EXERCISE OBJECTIVE: Transcribe the data in full, keeping each line exactly as it appears.
[RAW DATA Boundary: Start]
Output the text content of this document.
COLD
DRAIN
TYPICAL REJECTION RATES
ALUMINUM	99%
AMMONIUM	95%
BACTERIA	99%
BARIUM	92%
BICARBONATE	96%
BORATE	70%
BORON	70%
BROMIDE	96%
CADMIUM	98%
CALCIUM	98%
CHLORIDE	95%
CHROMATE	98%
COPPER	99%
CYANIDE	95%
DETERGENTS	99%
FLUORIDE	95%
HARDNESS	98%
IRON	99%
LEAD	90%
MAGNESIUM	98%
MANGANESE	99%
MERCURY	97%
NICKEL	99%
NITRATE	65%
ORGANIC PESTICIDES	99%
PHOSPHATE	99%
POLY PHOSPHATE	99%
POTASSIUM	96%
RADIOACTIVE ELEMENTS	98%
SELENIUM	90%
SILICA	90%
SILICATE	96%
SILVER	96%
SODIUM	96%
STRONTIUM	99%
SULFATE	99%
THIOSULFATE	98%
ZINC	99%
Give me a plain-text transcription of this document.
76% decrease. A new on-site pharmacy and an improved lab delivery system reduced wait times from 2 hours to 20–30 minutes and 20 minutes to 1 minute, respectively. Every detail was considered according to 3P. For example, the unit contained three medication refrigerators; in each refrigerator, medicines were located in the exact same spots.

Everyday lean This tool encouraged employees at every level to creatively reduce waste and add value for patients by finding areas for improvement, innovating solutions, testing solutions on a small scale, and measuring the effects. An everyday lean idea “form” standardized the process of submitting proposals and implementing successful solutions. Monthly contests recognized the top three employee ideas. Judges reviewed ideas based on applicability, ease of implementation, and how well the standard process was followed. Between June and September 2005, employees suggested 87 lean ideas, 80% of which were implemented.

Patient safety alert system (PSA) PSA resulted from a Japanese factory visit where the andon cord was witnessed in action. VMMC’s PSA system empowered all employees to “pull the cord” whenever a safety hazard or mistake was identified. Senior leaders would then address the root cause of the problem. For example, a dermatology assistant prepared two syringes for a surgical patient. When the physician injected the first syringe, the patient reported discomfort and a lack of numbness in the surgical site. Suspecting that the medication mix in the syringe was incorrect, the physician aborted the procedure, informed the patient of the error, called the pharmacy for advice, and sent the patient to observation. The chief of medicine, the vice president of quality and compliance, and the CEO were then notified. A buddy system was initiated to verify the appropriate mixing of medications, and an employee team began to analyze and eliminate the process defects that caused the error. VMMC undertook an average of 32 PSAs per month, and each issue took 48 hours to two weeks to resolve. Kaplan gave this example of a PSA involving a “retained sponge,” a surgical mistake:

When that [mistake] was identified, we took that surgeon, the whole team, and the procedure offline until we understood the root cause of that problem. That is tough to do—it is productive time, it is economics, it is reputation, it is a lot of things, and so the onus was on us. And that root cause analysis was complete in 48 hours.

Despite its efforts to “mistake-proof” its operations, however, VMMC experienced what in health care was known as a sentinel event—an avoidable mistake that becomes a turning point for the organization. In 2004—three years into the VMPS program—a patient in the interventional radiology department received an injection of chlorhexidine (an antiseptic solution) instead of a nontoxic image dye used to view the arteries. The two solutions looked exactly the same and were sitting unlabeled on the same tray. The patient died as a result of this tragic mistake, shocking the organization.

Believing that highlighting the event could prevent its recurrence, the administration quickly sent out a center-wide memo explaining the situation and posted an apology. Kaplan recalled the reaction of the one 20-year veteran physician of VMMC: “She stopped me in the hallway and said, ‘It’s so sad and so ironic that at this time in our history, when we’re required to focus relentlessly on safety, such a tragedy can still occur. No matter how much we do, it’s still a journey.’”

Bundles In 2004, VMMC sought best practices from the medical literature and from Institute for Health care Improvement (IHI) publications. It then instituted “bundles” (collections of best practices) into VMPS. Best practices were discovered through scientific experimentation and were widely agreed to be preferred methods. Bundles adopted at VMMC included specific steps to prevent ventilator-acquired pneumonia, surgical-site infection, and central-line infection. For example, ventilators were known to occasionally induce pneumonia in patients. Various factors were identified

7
[RAW DATA Boundary: End]
EXPECTED ANSWER:
Output the text content of this document.
COLD
DRAIN
TYPICAL REJECTION RATES
ALUMINUM	99%
AMMONIUM	95%
BACTERIA	99%
BARIUM	92%
BICARBONATE	96%
BORATE	70%
BORON	70%
BROMIDE	96%
CADMIUM	98%
CALCIUM	98%
CHLORIDE	95%
CHROMATE	98%
COPPER	99%
CYANIDE	95%
DETERGENTS	99%
FLUORIDE	95%
HARDNESS	98%
IRON	99%
LEAD	90%
MAGNESIUM	98%
MANGANESE	99%
MERCURY	97%
NICKEL	99%
NITRATE	65%
ORGANIC PESTICIDES	99%
PHOSPHATE	99%
POLY PHOSPHATE	99%
POTASSIUM	96%
RADIOACTIVE ELEMENTS	98%
SELENIUM	90%
SILICA	90%
SILICATE	96%
SILVER	96%
SODIUM	96%
STRONTIUM	99%
SULFATE	99%
THIOSULFATE	98%
ZINC	99%
Give me a plain-text transcription of this document.
76% decrease. A new on-site pharmacy and an improved lab delivery system reduced wait times from 2 hours to 20–30 minutes and 20 minutes to 1 minute, respectively. Every detail was considered according to 3P. For example, the unit contained three medication refrigerators; in each refrigerator, medicines were located in the exact same spots.

Everyday lean This tool encouraged employees at every level to creatively reduce waste and add value for patients by finding areas for improvement, innovating solutions, testing solutions on a small scale, and measuring the effects. An everyday lean idea “form” standardized the process of submitting proposals and implementing successful solutions. Monthly contests recognized the top three employee ideas. Judges reviewed ideas based on applicability, ease of implementation, and how well the standard process was followed. Between June and September 2005, employees suggested 87 lean ideas, 80% of which were implemented.

Patient safety alert system (PSA) PSA resulted from a Japanese factory visit where the andon cord was witnessed in action. VMMC’s PSA system empowered all employees to “pull the cord” whenever a safety hazard or mistake was identified. Senior leaders would then address the root cause of the problem. For example, a dermatology assistant prepared two syringes for a surgical patient. When the physician injected the first syringe, the patient reported discomfort and a lack of numbness in the surgical site. Suspecting that the medication mix in the syringe was incorrect, the physician aborted the procedure, informed the patient of the error, called the pharmacy for advice, and sent the patient to observation. The chief of medicine, the vice president of quality and compliance, and the CEO were then notified. A buddy system was initiated to verify the appropriate mixing of medications, and an employee team began to analyze and eliminate the process defects that caused the error. VMMC undertook an average of 32 PSAs per month, and each issue took 48 hours to two weeks to resolve. Kaplan gave this example of a PSA involving a “retained sponge,” a surgical mistake:

When that [mistake] was identified, we took that surgeon, the whole team, and the procedure offline until we understood the root cause of that problem. That is tough to do—it is productive time, it is economics, it is reputation, it is a lot of things, and so the onus was on us. And that root cause analysis was complete in 48 hours.

Despite its efforts to “mistake-proof” its operations, however, VMMC experienced what in health care was known as a sentinel event—an avoidable mistake that becomes a turning point for the organization. In 2004—three years into the VMPS program—a patient in the interventional radiology department received an injection of chlorhexidine (an antiseptic solution) instead of a nontoxic image dye used to view the arteries. The two solutions looked exactly the same and were sitting unlabeled on the same tray. The patient died as a result of this tragic mistake, shocking the organization.

Believing that highlighting the event could prevent its recurrence, the administration quickly sent out a center-wide memo explaining the situation and posted an apology. Kaplan recalled the reaction of the one 20-year veteran physician of VMMC: “She stopped me in the hallway and said, ‘It’s so sad and so ironic that at this time in our history, when we’re required to focus relentlessly on safety, such a tragedy can still occur. No matter how much we do, it’s still a journey.’”

Bundles In 2004, VMMC sought best practices from the medical literature and from Institute for Health care Improvement (IHI) publications. It then instituted “bundles” (collections of best practices) into VMPS. Best practices were discovered through scientific experimentation and were widely agreed to be preferred methods. Bundles adopted at VMMC included specific steps to prevent ventilator-acquired pneumonia, surgical-site infection, and central-line infection. For example, ventilators were known to occasionally induce pneumonia in patients. Various factors were identified

7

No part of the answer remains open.